The task => Reproduce every record exactly as it appears, but not the pictures.

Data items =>
..........
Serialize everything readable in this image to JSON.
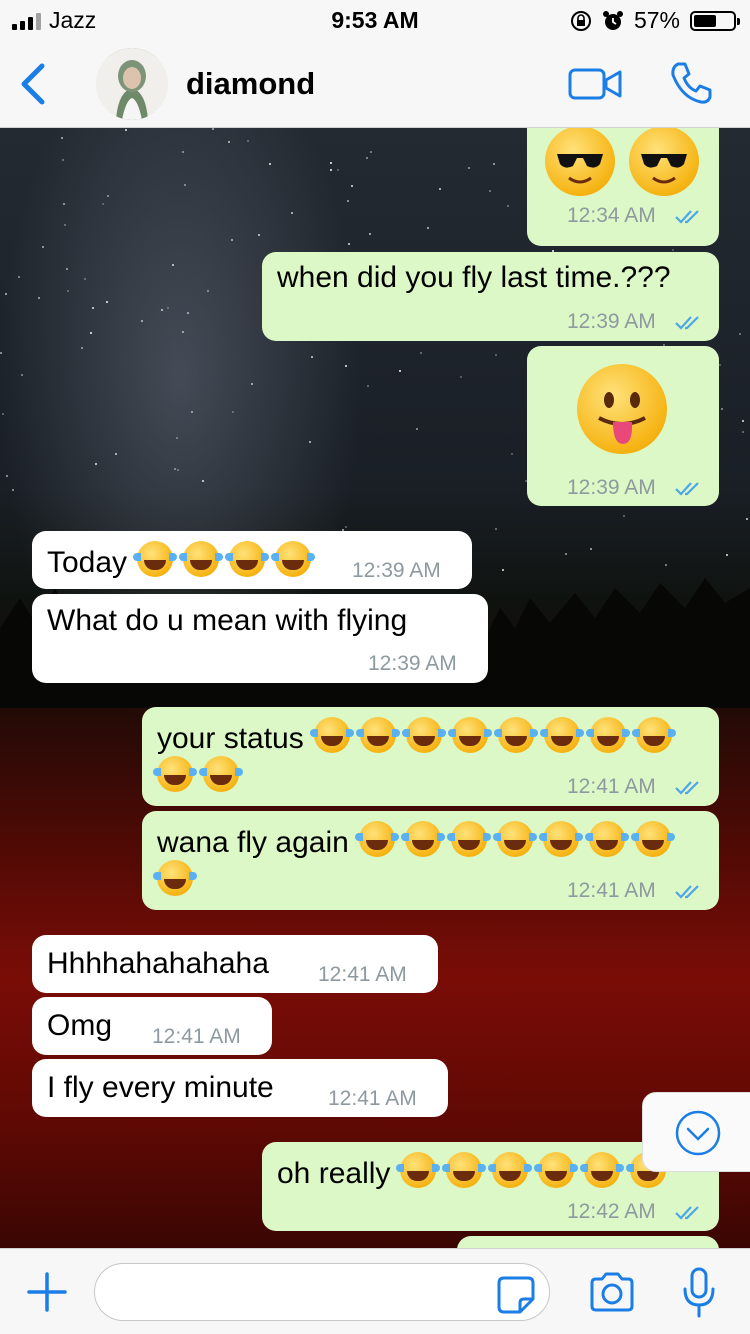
{
  "status_bar": {
    "carrier": "Jazz",
    "time": "9:53 AM",
    "battery": "57%",
    "battery_level": 0.57
  },
  "header": {
    "contact_name": "diamond"
  },
  "messages": [
    {
      "id": "m1",
      "dir": "out",
      "emoji": [
        "sunglasses",
        "sunglasses"
      ],
      "time": "12:34 AM",
      "read": true
    },
    {
      "id": "m2",
      "dir": "out",
      "text": "when did you fly last time.???",
      "time": "12:39 AM",
      "read": true
    },
    {
      "id": "m3",
      "dir": "out",
      "emoji": [
        "tongue"
      ],
      "time": "12:39 AM",
      "read": true
    },
    {
      "id": "m4",
      "dir": "in",
      "text": "Today",
      "emoji_count": 4,
      "time": "12:39 AM"
    },
    {
      "id": "m5",
      "dir": "in",
      "text": "What do u mean with flying",
      "time": "12:39 AM"
    },
    {
      "id": "m6",
      "dir": "out",
      "text": "your status",
      "emoji_count": 10,
      "time": "12:41 AM",
      "read": true
    },
    {
      "id": "m7",
      "dir": "out",
      "text": "wana fly again",
      "emoji_count": 8,
      "time": "12:41 AM",
      "read": true
    },
    {
      "id": "m8",
      "dir": "in",
      "text": "Hhhhahahahaha",
      "time": "12:41 AM"
    },
    {
      "id": "m9",
      "dir": "in",
      "text": "Omg",
      "time": "12:41 AM"
    },
    {
      "id": "m10",
      "dir": "in",
      "text": "I fly every minute",
      "time": "12:41 AM"
    },
    {
      "id": "m11",
      "dir": "out",
      "text": "oh really",
      "emoji_count": 6,
      "time": "12:42 AM",
      "read": true
    }
  ],
  "input": {
    "value": "",
    "placeholder": ""
  },
  "colors": {
    "accent": "#1a7ee6",
    "outgoing": "#dcf8c6",
    "incoming": "#ffffff",
    "read_ticks": "#4fa6e8"
  }
}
..........
Task response =>
Serialize everything readable in this image to JSON.
{
  "status_bar": {
    "carrier": "Jazz",
    "time": "9:53 AM",
    "battery": "57%",
    "battery_level": 0.57
  },
  "header": {
    "contact_name": "diamond"
  },
  "messages": [
    {
      "id": "m1",
      "dir": "out",
      "emoji": [
        "sunglasses",
        "sunglasses"
      ],
      "time": "12:34 AM",
      "read": true
    },
    {
      "id": "m2",
      "dir": "out",
      "text": "when did you fly last time.???",
      "time": "12:39 AM",
      "read": true
    },
    {
      "id": "m3",
      "dir": "out",
      "emoji": [
        "tongue"
      ],
      "time": "12:39 AM",
      "read": true
    },
    {
      "id": "m4",
      "dir": "in",
      "text": "Today",
      "emoji_count": 4,
      "time": "12:39 AM"
    },
    {
      "id": "m5",
      "dir": "in",
      "text": "What do u mean with flying",
      "time": "12:39 AM"
    },
    {
      "id": "m6",
      "dir": "out",
      "text": "your status",
      "emoji_count": 10,
      "time": "12:41 AM",
      "read": true
    },
    {
      "id": "m7",
      "dir": "out",
      "text": "wana fly again",
      "emoji_count": 8,
      "time": "12:41 AM",
      "read": true
    },
    {
      "id": "m8",
      "dir": "in",
      "text": "Hhhhahahahaha",
      "time": "12:41 AM"
    },
    {
      "id": "m9",
      "dir": "in",
      "text": "Omg",
      "time": "12:41 AM"
    },
    {
      "id": "m10",
      "dir": "in",
      "text": "I fly every minute",
      "time": "12:41 AM"
    },
    {
      "id": "m11",
      "dir": "out",
      "text": "oh really",
      "emoji_count": 6,
      "time": "12:42 AM",
      "read": true
    }
  ],
  "input": {
    "value": "",
    "placeholder": ""
  },
  "colors": {
    "accent": "#1a7ee6",
    "outgoing": "#dcf8c6",
    "incoming": "#ffffff",
    "read_ticks": "#4fa6e8"
  }
}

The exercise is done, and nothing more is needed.